* [ACTIVITY]: Whatever pictures appear, omit them, and repeat the data below exactly.

* [RECORDS SUPPLIED]:

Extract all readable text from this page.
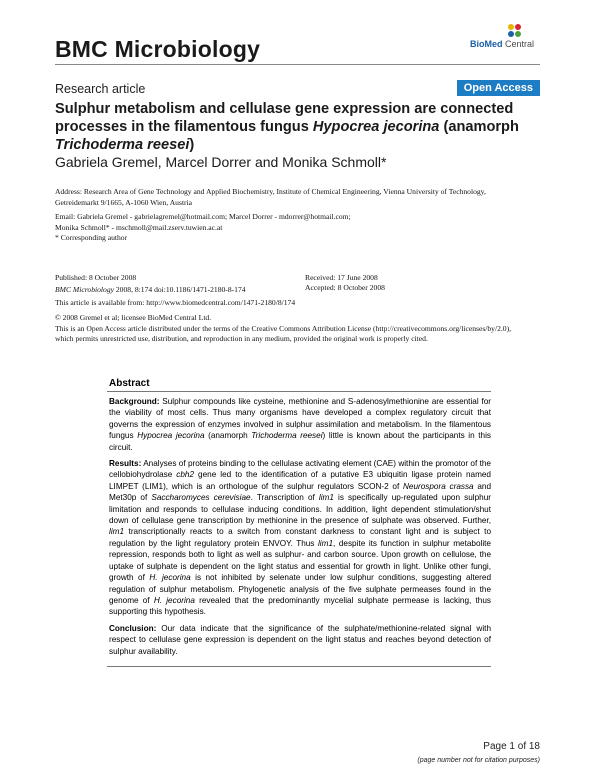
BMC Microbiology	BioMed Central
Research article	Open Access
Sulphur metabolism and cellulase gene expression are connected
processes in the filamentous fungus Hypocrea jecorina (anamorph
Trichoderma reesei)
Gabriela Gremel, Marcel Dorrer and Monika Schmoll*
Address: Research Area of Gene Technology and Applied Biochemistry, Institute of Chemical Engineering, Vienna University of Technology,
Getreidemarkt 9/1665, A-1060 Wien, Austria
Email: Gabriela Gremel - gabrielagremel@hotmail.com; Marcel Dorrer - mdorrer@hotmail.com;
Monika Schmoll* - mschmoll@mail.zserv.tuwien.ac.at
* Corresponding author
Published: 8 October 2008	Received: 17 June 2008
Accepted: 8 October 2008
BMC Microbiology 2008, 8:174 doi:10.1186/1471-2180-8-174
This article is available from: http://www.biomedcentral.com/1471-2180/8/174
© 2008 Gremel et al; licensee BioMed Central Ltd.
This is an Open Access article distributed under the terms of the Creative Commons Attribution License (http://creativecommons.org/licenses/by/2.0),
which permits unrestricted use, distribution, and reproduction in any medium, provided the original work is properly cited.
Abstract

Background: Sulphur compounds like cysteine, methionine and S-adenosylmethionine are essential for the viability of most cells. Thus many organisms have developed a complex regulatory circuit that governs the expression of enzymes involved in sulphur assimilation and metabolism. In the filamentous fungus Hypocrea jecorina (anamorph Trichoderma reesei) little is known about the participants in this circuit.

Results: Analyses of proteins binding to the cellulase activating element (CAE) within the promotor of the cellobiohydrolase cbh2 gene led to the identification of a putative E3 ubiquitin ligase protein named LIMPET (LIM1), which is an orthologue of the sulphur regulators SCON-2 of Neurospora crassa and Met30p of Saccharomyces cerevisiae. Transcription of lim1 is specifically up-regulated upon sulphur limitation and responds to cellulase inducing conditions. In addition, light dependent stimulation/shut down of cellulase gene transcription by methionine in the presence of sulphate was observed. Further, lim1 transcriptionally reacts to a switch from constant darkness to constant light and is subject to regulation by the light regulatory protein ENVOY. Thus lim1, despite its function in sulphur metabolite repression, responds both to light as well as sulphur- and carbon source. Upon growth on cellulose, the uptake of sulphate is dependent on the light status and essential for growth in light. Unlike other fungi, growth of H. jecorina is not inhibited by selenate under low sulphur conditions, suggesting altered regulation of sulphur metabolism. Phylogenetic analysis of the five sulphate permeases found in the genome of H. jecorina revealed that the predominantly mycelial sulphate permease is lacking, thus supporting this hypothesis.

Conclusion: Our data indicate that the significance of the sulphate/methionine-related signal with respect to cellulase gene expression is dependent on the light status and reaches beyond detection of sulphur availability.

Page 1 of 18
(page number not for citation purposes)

* [EXERCISE RESULT]:
Extract all readable text from this page.
BMC Microbiology	BioMed Central
Research article	Open Access
Sulphur metabolism and cellulase gene expression are connected
processes in the filamentous fungus Hypocrea jecorina (anamorph
Trichoderma reesei)
Gabriela Gremel, Marcel Dorrer and Monika Schmoll*
Address: Research Area of Gene Technology and Applied Biochemistry, Institute of Chemical Engineering, Vienna University of Technology,
Getreidemarkt 9/1665, A-1060 Wien, Austria
Email: Gabriela Gremel - gabrielagremel@hotmail.com; Marcel Dorrer - mdorrer@hotmail.com;
Monika Schmoll* - mschmoll@mail.zserv.tuwien.ac.at
* Corresponding author
Published: 8 October 2008	Received: 17 June 2008
Accepted: 8 October 2008
BMC Microbiology 2008, 8:174 doi:10.1186/1471-2180-8-174
This article is available from: http://www.biomedcentral.com/1471-2180/8/174
© 2008 Gremel et al; licensee BioMed Central Ltd.
This is an Open Access article distributed under the terms of the Creative Commons Attribution License (http://creativecommons.org/licenses/by/2.0),
which permits unrestricted use, distribution, and reproduction in any medium, provided the original work is properly cited.
Abstract

Background: Sulphur compounds like cysteine, methionine and S-adenosylmethionine are essential for the viability of most cells. Thus many organisms have developed a complex regulatory circuit that governs the expression of enzymes involved in sulphur assimilation and metabolism. In the filamentous fungus Hypocrea jecorina (anamorph Trichoderma reesei) little is known about the participants in this circuit.

Results: Analyses of proteins binding to the cellulase activating element (CAE) within the promotor of the cellobiohydrolase cbh2 gene led to the identification of a putative E3 ubiquitin ligase protein named LIMPET (LIM1), which is an orthologue of the sulphur regulators SCON-2 of Neurospora crassa and Met30p of Saccharomyces cerevisiae. Transcription of lim1 is specifically up-regulated upon sulphur limitation and responds to cellulase inducing conditions. In addition, light dependent stimulation/shut down of cellulase gene transcription by methionine in the presence of sulphate was observed. Further, lim1 transcriptionally reacts to a switch from constant darkness to constant light and is subject to regulation by the light regulatory protein ENVOY. Thus lim1, despite its function in sulphur metabolite repression, responds both to light as well as sulphur- and carbon source. Upon growth on cellulose, the uptake of sulphate is dependent on the light status and essential for growth in light. Unlike other fungi, growth of H. jecorina is not inhibited by selenate under low sulphur conditions, suggesting altered regulation of sulphur metabolism. Phylogenetic analysis of the five sulphate permeases found in the genome of H. jecorina revealed that the predominantly mycelial sulphate permease is lacking, thus supporting this hypothesis.

Conclusion: Our data indicate that the significance of the sulphate/methionine-related signal with respect to cellulase gene expression is dependent on the light status and reaches beyond detection of sulphur availability.

Page 1 of 18
(page number not for citation purposes)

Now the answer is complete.